For the copy, please give all of the data again exactly and leave the pictures out.
───── Given records ─────
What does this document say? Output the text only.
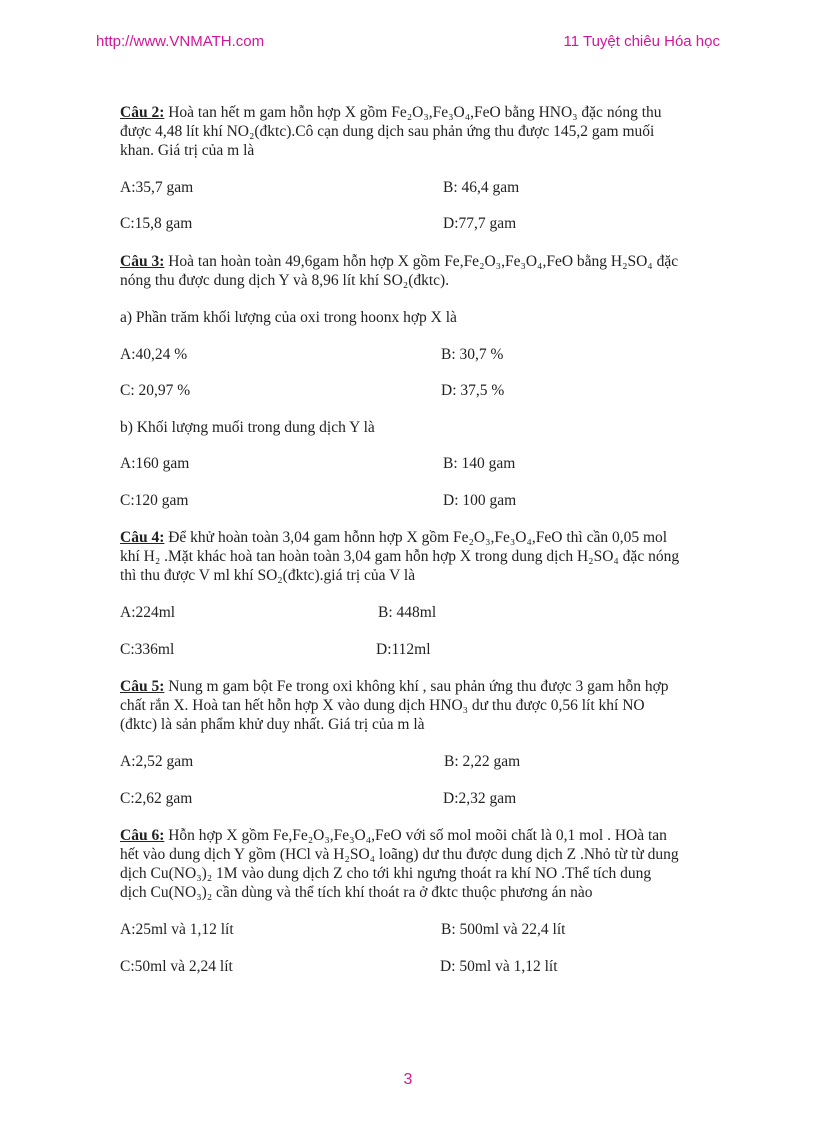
http://www.VNMATH.com	11 Tuyệt chiêu Hóa học
Câu 2: Hoà tan hết m gam hỗn hợp X gồm Fe₂O₃,Fe₃O₄,FeO bằng HNO₃ đặc nóng thu
được 4,48 lít khí NO₂(đktc).Cô cạn dung dịch sau phản ứng thu được 145,2 gam muối
khan. Giá trị của m là
A:35,7 gam	B: 46,4 gam
C:15,8 gam	D:77,7 gam
Câu 3: Hoà tan hoàn toàn 49,6gam hỗn hợp X gồm Fe,Fe₂O₃,Fe₃O₄,FeO bằng H₂SO₄ đặc
nóng thu được dung dịch Y và 8,96 lít khí SO₂(đktc).
a) Phần trăm khối lượng của oxi trong hoonx hợp X là
A:40,24 %	B: 30,7 %
C: 20,97 %	D: 37,5 %
b) Khối lượng muối trong dung dịch Y là
A:160 gam	B: 140 gam
C:120 gam	D: 100 gam
Câu 4: Để khử hoàn toàn 3,04 gam hỗnn hợp X gồm Fe₂O₃,Fe₃O₄,FeO thì cần 0,05 mol
khí H₂ .Mặt khác hoà tan hoàn toàn 3,04 gam hỗn hợp X trong dung dịch H₂SO₄ đặc nóng
thì thu được V ml khí SO₂(đktc).giá trị của V là
A:224ml	B: 448ml
C:336ml	D:112ml
Câu 5: Nung m gam bột Fe trong oxi không khí , sau phản ứng thu được 3 gam hỗn hợp
chất rắn X. Hoà tan hết hỗn hợp X vào dung dịch HNO₃ dư thu được 0,56 lít khí NO
(đktc) là sản phẩm khử duy nhất. Giá trị của m là
A:2,52 gam	B: 2,22 gam
C:2,62 gam	D:2,32 gam
Câu 6: Hỗn hợp X gồm Fe,Fe₂O₃,Fe₃O₄,FeO với số mol moõi chất là 0,1 mol . HOà tan
hết vào dung dịch Y gồm (HCl và H₂SO₄ loãng) dư thu được dung dịch Z .Nhỏ từ từ dung
dịch Cu(NO₃)₂ 1M vào dung dịch Z cho tới khi ngưng thoát ra khí NO .Thể tích dung
dịch Cu(NO₃)₂ cần dùng và thể tích khí thoát ra ở đktc thuộc phương án nào
A:25ml và 1,12 lít	B: 500ml và 22,4 lít
C:50ml và 2,24 lít	D: 50ml và 1,12 lít
3
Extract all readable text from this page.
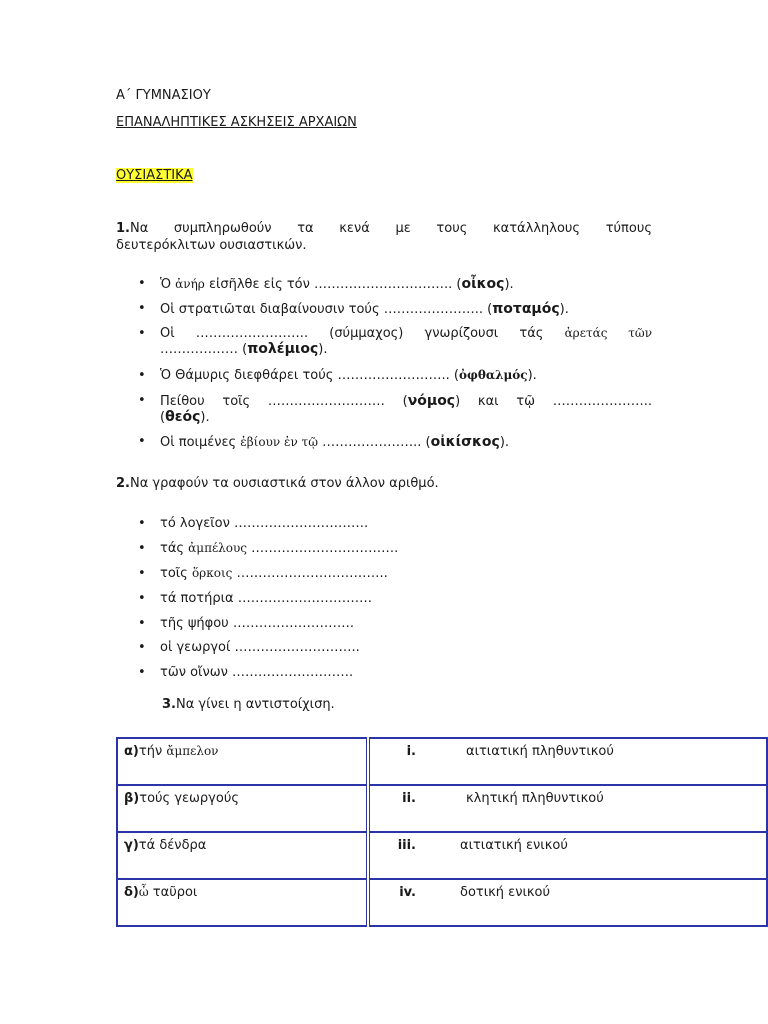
Α΄ ΓΥΜΝΑΣΙΟΥ
ΕΠΑΝΑΛΗΠΤΙΚΕΣ ΑΣΚΗΣΕΙΣ ΑΡΧΑΙΩΝ
ΟΥΣΙΑΣΤΙΚΑ
1.Να συμπληρωθούν τα κενά με τους κατάλληλους τύπους
δευτερόκλιτων ουσιαστικών.
• Ὁ ἀνήρ εἰσῆλθε εἰς τόν ………………………….. (οἶκος).
• Οἱ στρατιῶται διαβαίνουσιν τούς ………………….. (ποταμός).
• Οἱ …………………….. (σύμμαχος) γνωρίζουσι τάς ἀρετάς τῶν
……………… (πολέμιος).
• Ὁ Θάμυρις διεφθάρει τούς …………………….. (ὀφθαλμός).
• Πείθου τοῖς ……………………… (νόμος) και τῷ …………………..
(θεός).
• Οἱ ποιμένες ἐβίουν ἐν τῷ ………………….. (οἰκίσκος).
2.Να γραφούν τα ουσιαστικά στον άλλον αριθμό.
• τό λογεῖον ………………………….
• τάς ἀμπέλους …………………………….
• τοῖς ὅρκοις ……………………………..
• τά ποτήρια ………………………….
• τῆς ψήφου ……………………….
• οἱ γεωργοί ………………………..
• τῶν οἴνων ……………………….
3.Να γίνει η αντιστοίχιση.
α)τήν ἄμπελον	i. αιτιατική πληθυντικού
β)τούς γεωργούς	ii. κλητική πληθυντικού
γ)τά δένδρα	iii. αιτιατική ενικού
δ)ὦ ταῦροι	iv. δοτική ενικού
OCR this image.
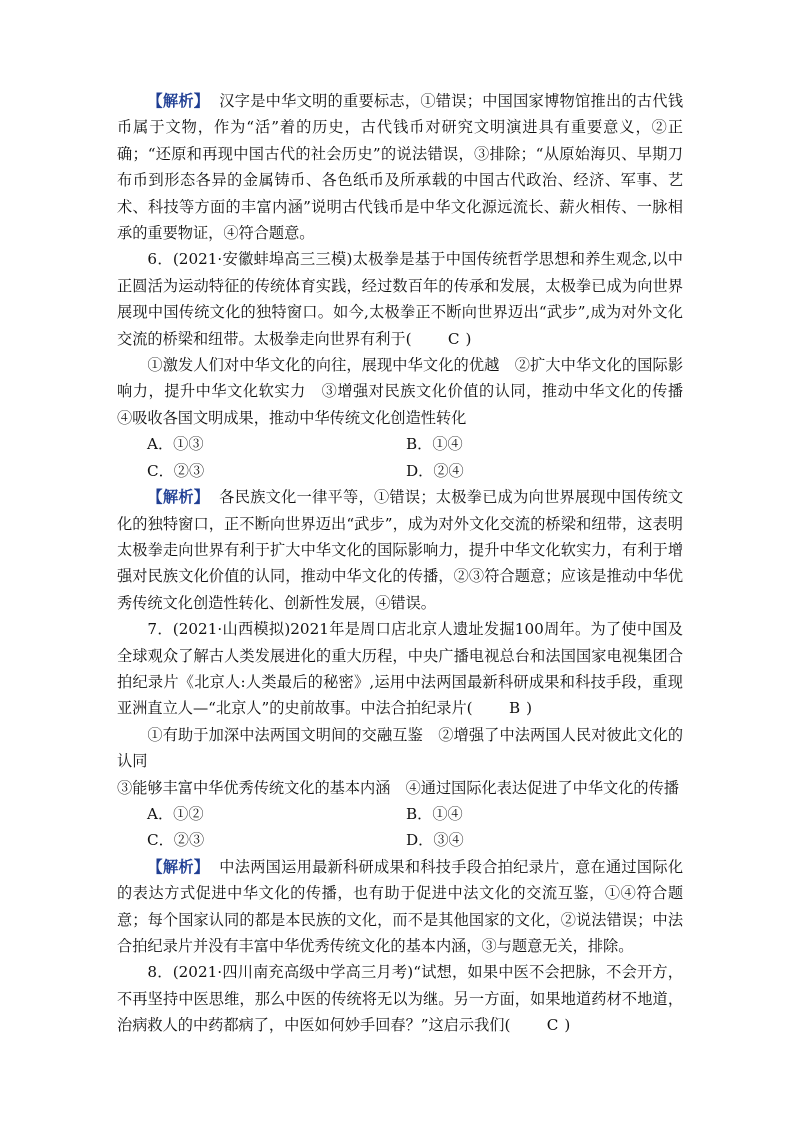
【解析】 汉字是中华文明的重要标志，①错误；中国国家博物馆推出的古代钱币属于文物，作为“活”着的历史，古代钱币对研究文明演进具有重要意义，②正确；“还原和再现中国古代的社会历史”的说法错误，③排除；“从原始海贝、早期刀布币到形态各异的金属铸币、各色纸币及所承载的中国古代政治、经济、军事、艺术、科技等方面的丰富内涵”说明古代钱币是中华文化源远流长、薪火相传、一脉相承的重要物证，④符合题意。

6．(2021·安徽蚌埠高三三模)太极拳是基于中国传统哲学思想和养生观念,以中正圆活为运动特征的传统体育实践，经过数百年的传承和发展，太极拳已成为向世界展现中国传统文化的独特窗口。如今,太极拳正不断向世界迈出“武步”,成为对外文化交流的桥梁和纽带。太极拳走向世界有利于( C )

①激发人们对中华文化的向往，展现中华文化的优越　②扩大中华文化的国际影响力，提升中华文化软实力　③增强对民族文化价值的认同，推动中华文化的传播　④吸收各国文明成果，推动中华传统文化创造性转化

A．①③	B．①④
C．②③	D．②④

【解析】 各民族文化一律平等，①错误；太极拳已成为向世界展现中国传统文化的独特窗口，正不断向世界迈出“武步”，成为对外文化交流的桥梁和纽带，这表明太极拳走向世界有利于扩大中华文化的国际影响力，提升中华文化软实力，有利于增强对民族文化价值的认同，推动中华文化的传播，②③符合题意；应该是推动中华优秀传统文化创造性转化、创新性发展，④错误。

7．(2021·山西模拟)2021年是周口店北京人遗址发掘100周年。为了使中国及全球观众了解古人类发展进化的重大历程，中央广播电视总台和法国国家电视集团合拍纪录片《北京人:人类最后的秘密》,运用中法两国最新科研成果和科技手段，重现亚洲直立人—“北京人”的史前故事。中法合拍纪录片( B )

①有助于加深中法两国文明间的交融互鉴　②增强了中法两国人民对彼此文化的认同

③能够丰富中华优秀传统文化的基本内涵　④通过国际化表达促进了中华文化的传播

A．①②	B．①④
C．②③	D．③④

【解析】 中法两国运用最新科研成果和科技手段合拍纪录片，意在通过国际化的表达方式促进中华文化的传播，也有助于促进中法文化的交流互鉴，①④符合题意；每个国家认同的都是本民族的文化，而不是其他国家的文化，②说法错误；中法合拍纪录片并没有丰富中华优秀传统文化的基本内涵，③与题意无关，排除。

8．(2021·四川南充高级中学高三月考)“试想，如果中医不会把脉，不会开方，不再坚持中医思维，那么中医的传统将无以为继。另一方面，如果地道药材不地道，治病救人的中药都病了，中医如何妙手回春？”这启示我们( C )
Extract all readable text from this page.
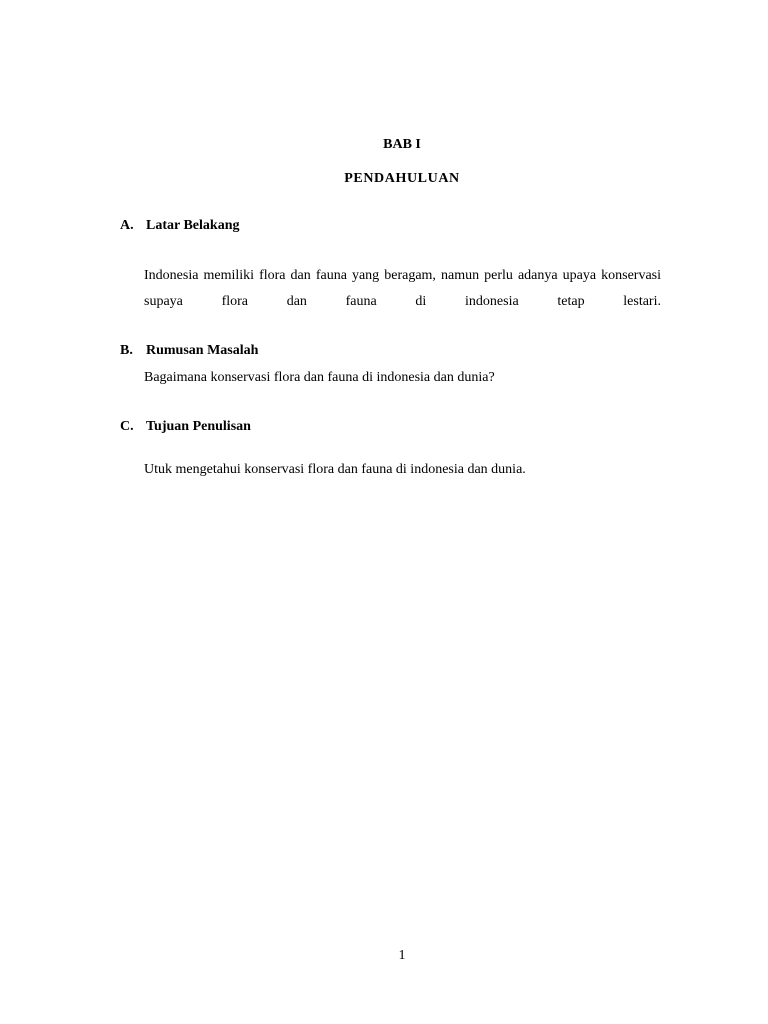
BAB I
PENDAHULUAN
A. Latar Belakang
Indonesia memiliki flora dan fauna yang beragam, namun perlu adanya upaya konservasi supaya flora dan fauna di indonesia tetap lestari.
B. Rumusan Masalah
Bagaimana konservasi flora dan fauna di indonesia dan dunia?
C. Tujuan Penulisan
Utuk mengetahui konservasi flora dan fauna di indonesia dan dunia.
1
─────
*Task solution:*
What does this document say? Output the text only.
http://www.VNMATH.com	11 Tuyệt chiêu Hóa học
Câu 2: Hoà tan hết m gam hỗn hợp X gồm Fe₂O₃,Fe₃O₄,FeO bằng HNO₃ đặc nóng thu
được 4,48 lít khí NO₂(đktc).Cô cạn dung dịch sau phản ứng thu được 145,2 gam muối
khan. Giá trị của m là
A:35,7 gam	B: 46,4 gam
C:15,8 gam	D:77,7 gam
Câu 3: Hoà tan hoàn toàn 49,6gam hỗn hợp X gồm Fe,Fe₂O₃,Fe₃O₄,FeO bằng H₂SO₄ đặc
nóng thu được dung dịch Y và 8,96 lít khí SO₂(đktc).
a) Phần trăm khối lượng của oxi trong hoonx hợp X là
A:40,24 %	B: 30,7 %
C: 20,97 %	D: 37,5 %
b) Khối lượng muối trong dung dịch Y là
A:160 gam	B: 140 gam
C:120 gam	D: 100 gam
Câu 4: Để khử hoàn toàn 3,04 gam hỗnn hợp X gồm Fe₂O₃,Fe₃O₄,FeO thì cần 0,05 mol
khí H₂ .Mặt khác hoà tan hoàn toàn 3,04 gam hỗn hợp X trong dung dịch H₂SO₄ đặc nóng
thì thu được V ml khí SO₂(đktc).giá trị của V là
A:224ml	B: 448ml
C:336ml	D:112ml
Câu 5: Nung m gam bột Fe trong oxi không khí , sau phản ứng thu được 3 gam hỗn hợp
chất rắn X. Hoà tan hết hỗn hợp X vào dung dịch HNO₃ dư thu được 0,56 lít khí NO
(đktc) là sản phẩm khử duy nhất. Giá trị của m là
A:2,52 gam	B: 2,22 gam
C:2,62 gam	D:2,32 gam
Câu 6: Hỗn hợp X gồm Fe,Fe₂O₃,Fe₃O₄,FeO với số mol moõi chất là 0,1 mol . HOà tan
hết vào dung dịch Y gồm (HCl và H₂SO₄ loãng) dư thu được dung dịch Z .Nhỏ từ từ dung
dịch Cu(NO₃)₂ 1M vào dung dịch Z cho tới khi ngưng thoát ra khí NO .Thể tích dung
dịch Cu(NO₃)₂ cần dùng và thể tích khí thoát ra ở đktc thuộc phương án nào
A:25ml và 1,12 lít	B: 500ml và 22,4 lít
C:50ml và 2,24 lít	D: 50ml và 1,12 lít
3
Extract all readable text from this page.
Α΄ ΓΥΜΝΑΣΙΟΥ
ΕΠΑΝΑΛΗΠΤΙΚΕΣ ΑΣΚΗΣΕΙΣ ΑΡΧΑΙΩΝ
ΟΥΣΙΑΣΤΙΚΑ
1.Να συμπληρωθούν τα κενά με τους κατάλληλους τύπους
δευτερόκλιτων ουσιαστικών.
• Ὁ ἀνήρ εἰσῆλθε εἰς τόν ………………………….. (οἶκος).
• Οἱ στρατιῶται διαβαίνουσιν τούς ………………….. (ποταμός).
• Οἱ …………………….. (σύμμαχος) γνωρίζουσι τάς ἀρετάς τῶν
……………… (πολέμιος).
• Ὁ Θάμυρις διεφθάρει τούς …………………….. (ὀφθαλμός).
• Πείθου τοῖς ……………………… (νόμος) και τῷ …………………..
(θεός).
• Οἱ ποιμένες ἐβίουν ἐν τῷ ………………….. (οἰκίσκος).
2.Να γραφούν τα ουσιαστικά στον άλλον αριθμό.
• τό λογεῖον ………………………….
• τάς ἀμπέλους …………………………….
• τοῖς ὅρκοις ……………………………..
• τά ποτήρια ………………………….
• τῆς ψήφου ……………………….
• οἱ γεωργοί ………………………..
• τῶν οἴνων ……………………….
3.Να γίνει η αντιστοίχιση.
α)τήν ἄμπελον	i. αιτιατική πληθυντικού
β)τούς γεωργούς	ii. κλητική πληθυντικού
γ)τά δένδρα	iii. αιτιατική ενικού
δ)ὦ ταῦροι	iv. δοτική ενικού
OCR this image.
【解析】 汉字是中华文明的重要标志，①错误；中国国家博物馆推出的古代钱币属于文物，作为“活”着的历史，古代钱币对研究文明演进具有重要意义，②正确；“还原和再现中国古代的社会历史”的说法错误，③排除；“从原始海贝、早期刀布币到形态各异的金属铸币、各色纸币及所承载的中国古代政治、经济、军事、艺术、科技等方面的丰富内涵”说明古代钱币是中华文化源远流长、薪火相传、一脉相承的重要物证，④符合题意。

6．(2021·安徽蚌埠高三三模)太极拳是基于中国传统哲学思想和养生观念,以中正圆活为运动特征的传统体育实践，经过数百年的传承和发展，太极拳已成为向世界展现中国传统文化的独特窗口。如今,太极拳正不断向世界迈出“武步”,成为对外文化交流的桥梁和纽带。太极拳走向世界有利于( C )

①激发人们对中华文化的向往，展现中华文化的优越　②扩大中华文化的国际影响力，提升中华文化软实力　③增强对民族文化价值的认同，推动中华文化的传播　④吸收各国文明成果，推动中华传统文化创造性转化

A．①③	B．①④
C．②③	D．②④

【解析】 各民族文化一律平等，①错误；太极拳已成为向世界展现中国传统文化的独特窗口，正不断向世界迈出“武步”，成为对外文化交流的桥梁和纽带，这表明太极拳走向世界有利于扩大中华文化的国际影响力，提升中华文化软实力，有利于增强对民族文化价值的认同，推动中华文化的传播，②③符合题意；应该是推动中华优秀传统文化创造性转化、创新性发展，④错误。

7．(2021·山西模拟)2021年是周口店北京人遗址发掘100周年。为了使中国及全球观众了解古人类发展进化的重大历程，中央广播电视总台和法国国家电视集团合拍纪录片《北京人:人类最后的秘密》,运用中法两国最新科研成果和科技手段，重现亚洲直立人—“北京人”的史前故事。中法合拍纪录片( B )

①有助于加深中法两国文明间的交融互鉴　②增强了中法两国人民对彼此文化的认同

③能够丰富中华优秀传统文化的基本内涵　④通过国际化表达促进了中华文化的传播

A．①②	B．①④
C．②③	D．③④

【解析】 中法两国运用最新科研成果和科技手段合拍纪录片，意在通过国际化的表达方式促进中华文化的传播，也有助于促进中法文化的交流互鉴，①④符合题意；每个国家认同的都是本民族的文化，而不是其他国家的文化，②说法错误；中法合拍纪录片并没有丰富中华优秀传统文化的基本内涵，③与题意无关，排除。

8．(2021·四川南充高级中学高三月考)“试想，如果中医不会把脉，不会开方，不再坚持中医思维，那么中医的传统将无以为继。另一方面，如果地道药材不地道，治病救人的中药都病了，中医如何妙手回春？”这启示我们( C )
Extract all readable text from this page.
BAB I
PENDAHULUAN
A. Latar Belakang
Indonesia memiliki flora dan fauna yang beragam, namun perlu adanya upaya konservasi supaya flora dan fauna di indonesia tetap lestari.
B. Rumusan Masalah
Bagaimana konservasi flora dan fauna di indonesia dan dunia?
C. Tujuan Penulisan
Utuk mengetahui konservasi flora dan fauna di indonesia dan dunia.
1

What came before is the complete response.